* START Materials provided *

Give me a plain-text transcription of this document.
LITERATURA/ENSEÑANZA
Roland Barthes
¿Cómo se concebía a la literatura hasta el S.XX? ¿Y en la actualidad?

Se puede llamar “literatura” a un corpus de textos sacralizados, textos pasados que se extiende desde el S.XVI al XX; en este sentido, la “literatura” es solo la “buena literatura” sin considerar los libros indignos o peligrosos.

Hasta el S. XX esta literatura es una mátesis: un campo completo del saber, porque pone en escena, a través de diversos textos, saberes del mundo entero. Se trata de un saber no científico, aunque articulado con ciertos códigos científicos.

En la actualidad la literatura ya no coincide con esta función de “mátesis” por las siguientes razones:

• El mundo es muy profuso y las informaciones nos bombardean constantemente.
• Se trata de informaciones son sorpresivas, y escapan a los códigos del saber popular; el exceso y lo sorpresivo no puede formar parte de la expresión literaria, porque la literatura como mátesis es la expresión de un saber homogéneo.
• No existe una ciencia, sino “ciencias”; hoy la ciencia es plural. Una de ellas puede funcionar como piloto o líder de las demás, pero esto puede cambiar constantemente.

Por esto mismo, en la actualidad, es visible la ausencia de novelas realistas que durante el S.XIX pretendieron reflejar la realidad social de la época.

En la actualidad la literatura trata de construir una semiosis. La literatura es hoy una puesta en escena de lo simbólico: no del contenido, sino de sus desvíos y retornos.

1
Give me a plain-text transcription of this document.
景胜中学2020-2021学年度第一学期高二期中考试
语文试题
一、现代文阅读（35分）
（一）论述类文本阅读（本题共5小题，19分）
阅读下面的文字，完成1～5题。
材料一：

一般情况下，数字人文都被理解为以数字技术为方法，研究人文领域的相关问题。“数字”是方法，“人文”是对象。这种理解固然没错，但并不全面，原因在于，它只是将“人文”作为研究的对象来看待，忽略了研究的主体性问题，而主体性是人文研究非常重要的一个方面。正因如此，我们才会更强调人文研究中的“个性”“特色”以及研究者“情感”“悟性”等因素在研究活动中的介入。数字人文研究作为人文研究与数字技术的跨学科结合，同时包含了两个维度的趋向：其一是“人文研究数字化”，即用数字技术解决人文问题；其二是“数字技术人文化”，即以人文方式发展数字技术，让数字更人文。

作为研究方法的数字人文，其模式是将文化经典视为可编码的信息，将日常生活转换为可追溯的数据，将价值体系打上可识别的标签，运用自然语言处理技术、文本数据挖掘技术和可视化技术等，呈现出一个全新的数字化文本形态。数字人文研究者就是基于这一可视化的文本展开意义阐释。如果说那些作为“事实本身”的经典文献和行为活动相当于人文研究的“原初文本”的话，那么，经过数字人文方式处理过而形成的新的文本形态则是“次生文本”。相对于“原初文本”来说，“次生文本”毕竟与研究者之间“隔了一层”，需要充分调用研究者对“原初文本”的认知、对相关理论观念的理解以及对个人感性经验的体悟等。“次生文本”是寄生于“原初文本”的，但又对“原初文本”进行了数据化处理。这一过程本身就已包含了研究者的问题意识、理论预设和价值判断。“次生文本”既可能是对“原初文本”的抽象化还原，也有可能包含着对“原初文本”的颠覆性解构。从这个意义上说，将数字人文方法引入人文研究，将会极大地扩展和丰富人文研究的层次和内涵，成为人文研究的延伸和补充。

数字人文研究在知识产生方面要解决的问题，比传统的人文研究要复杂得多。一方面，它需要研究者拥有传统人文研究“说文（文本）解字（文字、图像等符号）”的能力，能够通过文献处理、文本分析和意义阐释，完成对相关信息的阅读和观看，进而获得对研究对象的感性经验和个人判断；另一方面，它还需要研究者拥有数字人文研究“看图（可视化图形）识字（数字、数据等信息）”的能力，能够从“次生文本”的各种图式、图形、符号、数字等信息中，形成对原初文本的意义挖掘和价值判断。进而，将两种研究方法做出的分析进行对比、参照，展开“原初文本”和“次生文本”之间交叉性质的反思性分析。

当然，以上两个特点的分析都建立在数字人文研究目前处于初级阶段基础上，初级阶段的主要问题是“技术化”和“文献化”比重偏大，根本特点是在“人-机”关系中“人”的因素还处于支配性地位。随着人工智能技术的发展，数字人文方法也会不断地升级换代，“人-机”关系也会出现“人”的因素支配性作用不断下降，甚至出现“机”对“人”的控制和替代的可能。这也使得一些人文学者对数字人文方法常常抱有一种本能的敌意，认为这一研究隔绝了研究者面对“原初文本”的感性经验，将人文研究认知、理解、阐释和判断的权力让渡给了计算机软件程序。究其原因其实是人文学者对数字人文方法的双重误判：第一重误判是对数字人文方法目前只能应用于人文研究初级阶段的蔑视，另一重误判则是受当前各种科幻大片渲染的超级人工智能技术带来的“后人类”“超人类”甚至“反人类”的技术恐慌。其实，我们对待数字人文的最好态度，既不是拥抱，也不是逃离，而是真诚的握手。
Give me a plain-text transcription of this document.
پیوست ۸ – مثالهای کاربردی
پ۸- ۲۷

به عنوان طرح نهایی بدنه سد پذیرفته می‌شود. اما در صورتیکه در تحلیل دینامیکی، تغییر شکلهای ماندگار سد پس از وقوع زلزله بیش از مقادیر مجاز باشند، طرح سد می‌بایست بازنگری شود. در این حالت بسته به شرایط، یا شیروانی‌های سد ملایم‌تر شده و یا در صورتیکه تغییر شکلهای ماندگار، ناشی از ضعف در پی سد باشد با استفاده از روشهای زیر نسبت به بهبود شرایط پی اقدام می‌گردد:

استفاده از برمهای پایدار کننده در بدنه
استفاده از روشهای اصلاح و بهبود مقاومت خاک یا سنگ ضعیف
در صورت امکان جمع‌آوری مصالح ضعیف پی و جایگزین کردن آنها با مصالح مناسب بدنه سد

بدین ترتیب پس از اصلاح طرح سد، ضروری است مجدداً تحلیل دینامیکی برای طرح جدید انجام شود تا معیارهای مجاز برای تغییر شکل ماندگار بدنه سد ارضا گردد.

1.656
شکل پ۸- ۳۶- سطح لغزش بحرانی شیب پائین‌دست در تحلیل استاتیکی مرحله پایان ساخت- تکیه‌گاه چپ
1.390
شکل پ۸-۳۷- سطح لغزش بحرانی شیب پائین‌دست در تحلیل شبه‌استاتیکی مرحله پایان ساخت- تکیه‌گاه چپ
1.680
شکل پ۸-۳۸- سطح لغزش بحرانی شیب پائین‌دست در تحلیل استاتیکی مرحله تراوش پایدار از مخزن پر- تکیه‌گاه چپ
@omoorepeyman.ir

* END Materials provided *

→ Given problem: Count every line in the listing above that holds "مرحله", then report only the count.

→ Problem solution: 3